What this task involves:
Check every line below for the word "może" and show those that hold it.

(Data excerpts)
_ _ _ _ _ _ _
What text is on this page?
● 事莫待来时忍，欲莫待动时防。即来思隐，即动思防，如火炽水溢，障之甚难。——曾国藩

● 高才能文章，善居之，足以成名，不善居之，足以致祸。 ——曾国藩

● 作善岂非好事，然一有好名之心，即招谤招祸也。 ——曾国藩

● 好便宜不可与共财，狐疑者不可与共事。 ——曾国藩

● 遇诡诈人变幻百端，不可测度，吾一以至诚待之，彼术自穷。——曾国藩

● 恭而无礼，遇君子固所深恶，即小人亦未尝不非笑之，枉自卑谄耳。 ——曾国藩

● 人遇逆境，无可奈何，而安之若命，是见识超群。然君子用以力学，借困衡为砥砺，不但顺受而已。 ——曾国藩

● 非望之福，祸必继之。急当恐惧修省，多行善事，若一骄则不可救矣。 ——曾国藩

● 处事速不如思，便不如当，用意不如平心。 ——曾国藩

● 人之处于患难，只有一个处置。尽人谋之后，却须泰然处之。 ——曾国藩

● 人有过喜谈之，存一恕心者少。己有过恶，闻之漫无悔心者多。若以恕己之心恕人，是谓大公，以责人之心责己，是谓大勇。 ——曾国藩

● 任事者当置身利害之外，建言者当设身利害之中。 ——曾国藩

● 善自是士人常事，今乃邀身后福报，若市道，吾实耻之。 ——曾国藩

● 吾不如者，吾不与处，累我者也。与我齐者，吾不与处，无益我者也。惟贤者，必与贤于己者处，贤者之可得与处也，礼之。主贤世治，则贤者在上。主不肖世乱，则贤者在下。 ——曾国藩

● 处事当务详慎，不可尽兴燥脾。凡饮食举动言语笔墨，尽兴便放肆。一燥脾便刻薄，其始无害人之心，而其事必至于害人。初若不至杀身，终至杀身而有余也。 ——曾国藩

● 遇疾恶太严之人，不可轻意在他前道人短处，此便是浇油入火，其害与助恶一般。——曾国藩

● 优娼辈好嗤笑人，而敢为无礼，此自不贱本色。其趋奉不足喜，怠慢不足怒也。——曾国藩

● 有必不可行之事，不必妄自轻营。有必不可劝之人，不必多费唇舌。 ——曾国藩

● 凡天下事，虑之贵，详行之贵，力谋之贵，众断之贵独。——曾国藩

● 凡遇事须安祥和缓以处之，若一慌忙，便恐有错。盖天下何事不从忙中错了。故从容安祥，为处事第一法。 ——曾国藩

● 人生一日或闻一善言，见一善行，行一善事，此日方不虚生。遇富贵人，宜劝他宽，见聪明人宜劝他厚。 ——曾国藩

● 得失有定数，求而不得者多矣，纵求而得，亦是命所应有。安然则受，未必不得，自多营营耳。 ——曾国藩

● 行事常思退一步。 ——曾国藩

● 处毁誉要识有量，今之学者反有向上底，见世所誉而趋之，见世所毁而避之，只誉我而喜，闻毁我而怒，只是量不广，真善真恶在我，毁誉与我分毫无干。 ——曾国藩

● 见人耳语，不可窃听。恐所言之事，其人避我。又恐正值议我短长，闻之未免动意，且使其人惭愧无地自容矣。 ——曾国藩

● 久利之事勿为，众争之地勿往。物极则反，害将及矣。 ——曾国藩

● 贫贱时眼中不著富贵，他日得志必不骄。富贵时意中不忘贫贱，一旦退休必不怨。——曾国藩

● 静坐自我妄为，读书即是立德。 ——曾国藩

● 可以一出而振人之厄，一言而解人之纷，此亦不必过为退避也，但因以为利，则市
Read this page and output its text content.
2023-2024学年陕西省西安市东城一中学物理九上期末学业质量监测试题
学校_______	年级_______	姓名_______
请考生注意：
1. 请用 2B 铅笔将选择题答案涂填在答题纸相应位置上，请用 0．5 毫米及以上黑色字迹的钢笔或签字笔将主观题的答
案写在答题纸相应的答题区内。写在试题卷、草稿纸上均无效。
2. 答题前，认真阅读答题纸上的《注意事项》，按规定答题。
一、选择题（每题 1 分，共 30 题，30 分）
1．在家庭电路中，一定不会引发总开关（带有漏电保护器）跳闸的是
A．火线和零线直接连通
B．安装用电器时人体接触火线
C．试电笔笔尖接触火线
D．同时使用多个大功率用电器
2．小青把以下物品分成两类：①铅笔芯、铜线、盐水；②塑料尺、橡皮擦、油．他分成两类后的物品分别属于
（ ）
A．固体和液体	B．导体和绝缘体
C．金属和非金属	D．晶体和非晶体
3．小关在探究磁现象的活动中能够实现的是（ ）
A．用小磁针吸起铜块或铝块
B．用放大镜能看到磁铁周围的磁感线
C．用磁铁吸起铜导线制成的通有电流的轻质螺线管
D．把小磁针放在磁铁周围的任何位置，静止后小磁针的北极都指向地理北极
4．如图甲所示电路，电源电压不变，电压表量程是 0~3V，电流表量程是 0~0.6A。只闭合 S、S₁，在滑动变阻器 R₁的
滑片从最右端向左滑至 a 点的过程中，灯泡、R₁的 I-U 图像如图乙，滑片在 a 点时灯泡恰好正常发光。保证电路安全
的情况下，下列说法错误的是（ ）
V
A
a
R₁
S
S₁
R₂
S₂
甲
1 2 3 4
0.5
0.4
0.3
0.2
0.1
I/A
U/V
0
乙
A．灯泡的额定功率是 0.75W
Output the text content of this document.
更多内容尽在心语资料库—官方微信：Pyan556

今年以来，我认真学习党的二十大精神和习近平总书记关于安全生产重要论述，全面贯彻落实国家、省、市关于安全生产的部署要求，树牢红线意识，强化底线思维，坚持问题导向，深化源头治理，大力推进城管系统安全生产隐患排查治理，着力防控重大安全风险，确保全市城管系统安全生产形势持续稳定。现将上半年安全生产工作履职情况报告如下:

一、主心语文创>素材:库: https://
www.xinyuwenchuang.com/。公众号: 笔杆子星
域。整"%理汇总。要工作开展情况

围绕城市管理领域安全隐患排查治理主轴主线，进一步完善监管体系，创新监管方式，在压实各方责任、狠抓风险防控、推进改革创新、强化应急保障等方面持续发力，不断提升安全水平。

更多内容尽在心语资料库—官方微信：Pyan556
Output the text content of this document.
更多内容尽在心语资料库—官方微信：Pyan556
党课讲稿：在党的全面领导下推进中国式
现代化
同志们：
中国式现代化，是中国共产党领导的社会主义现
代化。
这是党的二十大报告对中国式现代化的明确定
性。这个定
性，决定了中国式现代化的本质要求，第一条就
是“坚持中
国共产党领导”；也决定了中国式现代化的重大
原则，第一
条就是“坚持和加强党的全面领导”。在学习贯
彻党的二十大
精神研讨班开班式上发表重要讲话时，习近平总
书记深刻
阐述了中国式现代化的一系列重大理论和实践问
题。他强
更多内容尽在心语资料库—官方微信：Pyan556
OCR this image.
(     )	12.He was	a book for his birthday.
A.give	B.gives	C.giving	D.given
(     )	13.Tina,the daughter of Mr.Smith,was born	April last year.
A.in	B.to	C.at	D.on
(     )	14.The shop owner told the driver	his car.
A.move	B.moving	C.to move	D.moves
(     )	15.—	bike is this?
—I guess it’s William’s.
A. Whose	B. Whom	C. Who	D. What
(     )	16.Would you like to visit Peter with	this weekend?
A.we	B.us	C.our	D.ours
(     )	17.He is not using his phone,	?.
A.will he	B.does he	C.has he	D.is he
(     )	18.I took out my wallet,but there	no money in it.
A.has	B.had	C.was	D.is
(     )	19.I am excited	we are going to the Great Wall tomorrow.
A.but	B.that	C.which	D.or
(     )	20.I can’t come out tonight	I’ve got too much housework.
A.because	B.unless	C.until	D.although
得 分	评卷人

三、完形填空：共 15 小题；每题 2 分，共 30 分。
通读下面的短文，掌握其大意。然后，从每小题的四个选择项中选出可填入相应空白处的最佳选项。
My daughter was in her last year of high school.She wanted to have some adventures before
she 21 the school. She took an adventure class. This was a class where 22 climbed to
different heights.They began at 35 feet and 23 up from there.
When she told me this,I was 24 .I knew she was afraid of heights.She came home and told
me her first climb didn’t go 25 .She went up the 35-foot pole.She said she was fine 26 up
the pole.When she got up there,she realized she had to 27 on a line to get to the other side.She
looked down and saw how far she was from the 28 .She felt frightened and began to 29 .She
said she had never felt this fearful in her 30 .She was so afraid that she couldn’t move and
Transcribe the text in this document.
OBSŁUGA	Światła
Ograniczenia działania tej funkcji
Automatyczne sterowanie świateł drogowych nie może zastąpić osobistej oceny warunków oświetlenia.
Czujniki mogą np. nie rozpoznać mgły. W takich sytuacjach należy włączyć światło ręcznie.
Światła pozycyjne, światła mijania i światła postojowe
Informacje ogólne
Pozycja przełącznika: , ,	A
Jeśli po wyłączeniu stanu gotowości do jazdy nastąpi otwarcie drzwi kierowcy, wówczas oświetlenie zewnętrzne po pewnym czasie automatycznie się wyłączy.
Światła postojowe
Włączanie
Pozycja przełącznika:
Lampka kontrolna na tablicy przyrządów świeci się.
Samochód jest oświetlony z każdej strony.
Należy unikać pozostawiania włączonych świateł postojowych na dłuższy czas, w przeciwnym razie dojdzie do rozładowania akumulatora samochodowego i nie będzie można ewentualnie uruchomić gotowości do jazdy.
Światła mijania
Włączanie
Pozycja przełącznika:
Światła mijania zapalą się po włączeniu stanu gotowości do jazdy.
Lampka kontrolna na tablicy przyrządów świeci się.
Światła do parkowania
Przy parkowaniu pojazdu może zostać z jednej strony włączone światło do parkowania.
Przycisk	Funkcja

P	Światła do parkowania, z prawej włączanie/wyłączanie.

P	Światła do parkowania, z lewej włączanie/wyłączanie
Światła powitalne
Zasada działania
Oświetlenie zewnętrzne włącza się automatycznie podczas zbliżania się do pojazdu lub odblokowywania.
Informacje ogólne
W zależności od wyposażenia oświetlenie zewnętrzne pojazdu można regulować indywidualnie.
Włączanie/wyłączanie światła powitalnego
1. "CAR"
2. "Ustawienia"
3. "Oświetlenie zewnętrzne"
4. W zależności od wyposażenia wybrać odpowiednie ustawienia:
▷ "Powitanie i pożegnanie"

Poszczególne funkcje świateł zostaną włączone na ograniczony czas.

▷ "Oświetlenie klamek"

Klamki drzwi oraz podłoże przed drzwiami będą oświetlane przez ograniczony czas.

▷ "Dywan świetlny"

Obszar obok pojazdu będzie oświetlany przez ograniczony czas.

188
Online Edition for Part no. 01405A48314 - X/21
_ _ _ _ _ _ _
Response below:
Automatyczne sterowanie świateł drogowych nie może zastąpić osobistej oceny warunków oświetlenia.
Przy parkowaniu pojazdu może zostać z jednej strony włączone światło do parkowania.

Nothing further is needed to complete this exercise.